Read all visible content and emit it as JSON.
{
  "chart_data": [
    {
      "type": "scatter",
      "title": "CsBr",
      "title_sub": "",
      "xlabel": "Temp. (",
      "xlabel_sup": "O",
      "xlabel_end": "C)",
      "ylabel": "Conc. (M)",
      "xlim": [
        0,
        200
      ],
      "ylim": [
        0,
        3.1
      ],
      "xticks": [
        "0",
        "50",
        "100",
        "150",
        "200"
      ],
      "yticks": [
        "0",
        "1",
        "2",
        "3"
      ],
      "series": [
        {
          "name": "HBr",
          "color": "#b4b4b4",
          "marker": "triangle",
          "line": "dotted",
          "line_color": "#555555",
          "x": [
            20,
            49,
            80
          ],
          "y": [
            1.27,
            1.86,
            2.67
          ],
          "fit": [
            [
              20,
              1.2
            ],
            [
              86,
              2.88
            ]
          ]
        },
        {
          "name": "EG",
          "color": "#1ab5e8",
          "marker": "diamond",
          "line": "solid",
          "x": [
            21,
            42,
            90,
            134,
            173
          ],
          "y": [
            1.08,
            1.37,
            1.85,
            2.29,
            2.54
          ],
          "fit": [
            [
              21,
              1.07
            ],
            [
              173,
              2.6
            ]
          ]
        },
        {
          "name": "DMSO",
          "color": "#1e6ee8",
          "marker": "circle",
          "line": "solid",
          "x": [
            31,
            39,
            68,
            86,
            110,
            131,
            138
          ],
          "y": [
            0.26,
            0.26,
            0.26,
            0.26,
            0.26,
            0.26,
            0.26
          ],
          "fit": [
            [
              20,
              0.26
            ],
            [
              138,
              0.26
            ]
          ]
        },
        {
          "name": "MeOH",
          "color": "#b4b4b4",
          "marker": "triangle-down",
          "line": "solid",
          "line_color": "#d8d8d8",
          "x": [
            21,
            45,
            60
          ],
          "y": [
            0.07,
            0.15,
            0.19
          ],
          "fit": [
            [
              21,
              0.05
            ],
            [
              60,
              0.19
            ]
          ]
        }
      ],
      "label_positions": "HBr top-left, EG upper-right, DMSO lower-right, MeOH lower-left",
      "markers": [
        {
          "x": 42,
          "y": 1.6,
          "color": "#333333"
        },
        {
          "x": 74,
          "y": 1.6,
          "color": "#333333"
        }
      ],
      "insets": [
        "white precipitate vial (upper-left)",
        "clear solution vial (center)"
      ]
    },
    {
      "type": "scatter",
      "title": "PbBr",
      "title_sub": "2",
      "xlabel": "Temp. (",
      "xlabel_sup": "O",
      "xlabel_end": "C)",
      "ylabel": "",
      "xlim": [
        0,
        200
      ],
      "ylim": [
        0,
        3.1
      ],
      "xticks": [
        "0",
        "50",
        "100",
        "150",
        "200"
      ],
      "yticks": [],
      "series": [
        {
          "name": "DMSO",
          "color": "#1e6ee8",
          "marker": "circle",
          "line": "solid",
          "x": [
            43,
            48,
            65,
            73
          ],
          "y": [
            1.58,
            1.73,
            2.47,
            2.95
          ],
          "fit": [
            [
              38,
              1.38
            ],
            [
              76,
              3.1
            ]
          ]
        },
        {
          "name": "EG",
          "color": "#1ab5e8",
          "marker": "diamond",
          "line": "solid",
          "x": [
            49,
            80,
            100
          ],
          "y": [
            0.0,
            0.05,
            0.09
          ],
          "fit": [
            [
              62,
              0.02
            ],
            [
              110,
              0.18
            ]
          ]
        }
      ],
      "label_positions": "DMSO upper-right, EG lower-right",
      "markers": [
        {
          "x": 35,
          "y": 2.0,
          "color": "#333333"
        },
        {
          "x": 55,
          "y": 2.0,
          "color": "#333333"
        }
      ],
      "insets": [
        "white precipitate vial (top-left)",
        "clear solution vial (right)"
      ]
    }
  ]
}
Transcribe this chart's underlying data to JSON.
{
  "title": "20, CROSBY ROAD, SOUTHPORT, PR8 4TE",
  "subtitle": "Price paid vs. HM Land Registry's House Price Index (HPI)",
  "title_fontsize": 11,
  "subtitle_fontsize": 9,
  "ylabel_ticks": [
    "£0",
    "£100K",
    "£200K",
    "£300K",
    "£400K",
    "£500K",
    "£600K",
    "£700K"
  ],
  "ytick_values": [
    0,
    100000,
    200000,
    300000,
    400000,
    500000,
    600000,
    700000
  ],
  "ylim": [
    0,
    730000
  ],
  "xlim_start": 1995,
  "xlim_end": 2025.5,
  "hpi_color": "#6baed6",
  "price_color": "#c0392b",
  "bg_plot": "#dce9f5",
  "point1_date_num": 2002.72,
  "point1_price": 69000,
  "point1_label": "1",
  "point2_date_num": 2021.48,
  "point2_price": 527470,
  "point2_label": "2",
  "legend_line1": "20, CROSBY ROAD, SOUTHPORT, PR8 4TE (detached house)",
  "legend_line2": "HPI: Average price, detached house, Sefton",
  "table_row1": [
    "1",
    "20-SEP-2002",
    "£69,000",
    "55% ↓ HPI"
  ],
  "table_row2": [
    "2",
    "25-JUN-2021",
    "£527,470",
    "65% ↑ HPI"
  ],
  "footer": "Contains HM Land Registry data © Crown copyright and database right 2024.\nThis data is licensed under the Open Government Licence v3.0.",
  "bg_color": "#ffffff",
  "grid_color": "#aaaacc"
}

☆ ☆ ☆ ☆

:: WHAT IS ASKED ::
Please repeat the listing exactly, with nothing left out.

:: COMPLETED EXERCISE ::
Read all visible content and emit it as JSON.
{
  "chart_data": [
    {
      "type": "scatter",
      "title": "CsBr",
      "title_sub": "",
      "xlabel": "Temp. (",
      "xlabel_sup": "O",
      "xlabel_end": "C)",
      "ylabel": "Conc. (M)",
      "xlim": [
        0,
        200
      ],
      "ylim": [
        0,
        3.1
      ],
      "xticks": [
        "0",
        "50",
        "100",
        "150",
        "200"
      ],
      "yticks": [
        "0",
        "1",
        "2",
        "3"
      ],
      "series": [
        {
          "name": "HBr",
          "color": "#b4b4b4",
          "marker": "triangle",
          "line": "dotted",
          "line_color": "#555555",
          "x": [
            20,
            49,
            80
          ],
          "y": [
            1.27,
            1.86,
            2.67
          ],
          "fit": [
            [
              20,
              1.2
            ],
            [
              86,
              2.88
            ]
          ]
        },
        {
          "name": "EG",
          "color": "#1ab5e8",
          "marker": "diamond",
          "line": "solid",
          "x": [
            21,
            42,
            90,
            134,
            173
          ],
          "y": [
            1.08,
            1.37,
            1.85,
            2.29,
            2.54
          ],
          "fit": [
            [
              21,
              1.07
            ],
            [
              173,
              2.6
            ]
          ]
        },
        {
          "name": "DMSO",
          "color": "#1e6ee8",
          "marker": "circle",
          "line": "solid",
          "x": [
            31,
            39,
            68,
            86,
            110,
            131,
            138
          ],
          "y": [
            0.26,
            0.26,
            0.26,
            0.26,
            0.26,
            0.26,
            0.26
          ],
          "fit": [
            [
              20,
              0.26
            ],
            [
              138,
              0.26
            ]
          ]
        },
        {
          "name": "MeOH",
          "color": "#b4b4b4",
          "marker": "triangle-down",
          "line": "solid",
          "line_color": "#d8d8d8",
          "x": [
            21,
            45,
            60
          ],
          "y": [
            0.07,
            0.15,
            0.19
          ],
          "fit": [
            [
              21,
              0.05
            ],
            [
              60,
              0.19
            ]
          ]
        }
      ],
      "label_positions": "HBr top-left, EG upper-right, DMSO lower-right, MeOH lower-left",
      "markers": [
        {
          "x": 42,
          "y": 1.6,
          "color": "#333333"
        },
        {
          "x": 74,
          "y": 1.6,
          "color": "#333333"
        }
      ],
      "insets": [
        "white precipitate vial (upper-left)",
        "clear solution vial (center)"
      ]
    },
    {
      "type": "scatter",
      "title": "PbBr",
      "title_sub": "2",
      "xlabel": "Temp. (",
      "xlabel_sup": "O",
      "xlabel_end": "C)",
      "ylabel": "",
      "xlim": [
        0,
        200
      ],
      "ylim": [
        0,
        3.1
      ],
      "xticks": [
        "0",
        "50",
        "100",
        "150",
        "200"
      ],
      "yticks": [],
      "series": [
        {
          "name": "DMSO",
          "color": "#1e6ee8",
          "marker": "circle",
          "line": "solid",
          "x": [
            43,
            48,
            65,
            73
          ],
          "y": [
            1.58,
            1.73,
            2.47,
            2.95
          ],
          "fit": [
            [
              38,
              1.38
            ],
            [
              76,
              3.1
            ]
          ]
        },
        {
          "name": "EG",
          "color": "#1ab5e8",
          "marker": "diamond",
          "line": "solid",
          "x": [
            49,
            80,
            100
          ],
          "y": [
            0.0,
            0.05,
            0.09
          ],
          "fit": [
            [
              62,
              0.02
            ],
            [
              110,
              0.18
            ]
          ]
        }
      ],
      "label_positions": "DMSO upper-right, EG lower-right",
      "markers": [
        {
          "x": 35,
          "y": 2.0,
          "color": "#333333"
        },
        {
          "x": 55,
          "y": 2.0,
          "color": "#333333"
        }
      ],
      "insets": [
        "white precipitate vial (top-left)",
        "clear solution vial (right)"
      ]
    }
  ]
}
Transcribe this chart's underlying data to JSON.
{
  "title": "20, CROSBY ROAD, SOUTHPORT, PR8 4TE",
  "subtitle": "Price paid vs. HM Land Registry's House Price Index (HPI)",
  "title_fontsize": 11,
  "subtitle_fontsize": 9,
  "ylabel_ticks": [
    "£0",
    "£100K",
    "£200K",
    "£300K",
    "£400K",
    "£500K",
    "£600K",
    "£700K"
  ],
  "ytick_values": [
    0,
    100000,
    200000,
    300000,
    400000,
    500000,
    600000,
    700000
  ],
  "ylim": [
    0,
    730000
  ],
  "xlim_start": 1995,
  "xlim_end": 2025.5,
  "hpi_color": "#6baed6",
  "price_color": "#c0392b",
  "bg_plot": "#dce9f5",
  "point1_date_num": 2002.72,
  "point1_price": 69000,
  "point1_label": "1",
  "point2_date_num": 2021.48,
  "point2_price": 527470,
  "point2_label": "2",
  "legend_line1": "20, CROSBY ROAD, SOUTHPORT, PR8 4TE (detached house)",
  "legend_line2": "HPI: Average price, detached house, Sefton",
  "table_row1": [
    "1",
    "20-SEP-2002",
    "£69,000",
    "55% ↓ HPI"
  ],
  "table_row2": [
    "2",
    "25-JUN-2021",
    "£527,470",
    "65% ↑ HPI"
  ],
  "footer": "Contains HM Land Registry data © Crown copyright and database right 2024.\nThis data is licensed under the Open Government Licence v3.0.",
  "bg_color": "#ffffff",
  "grid_color": "#aaaacc"
}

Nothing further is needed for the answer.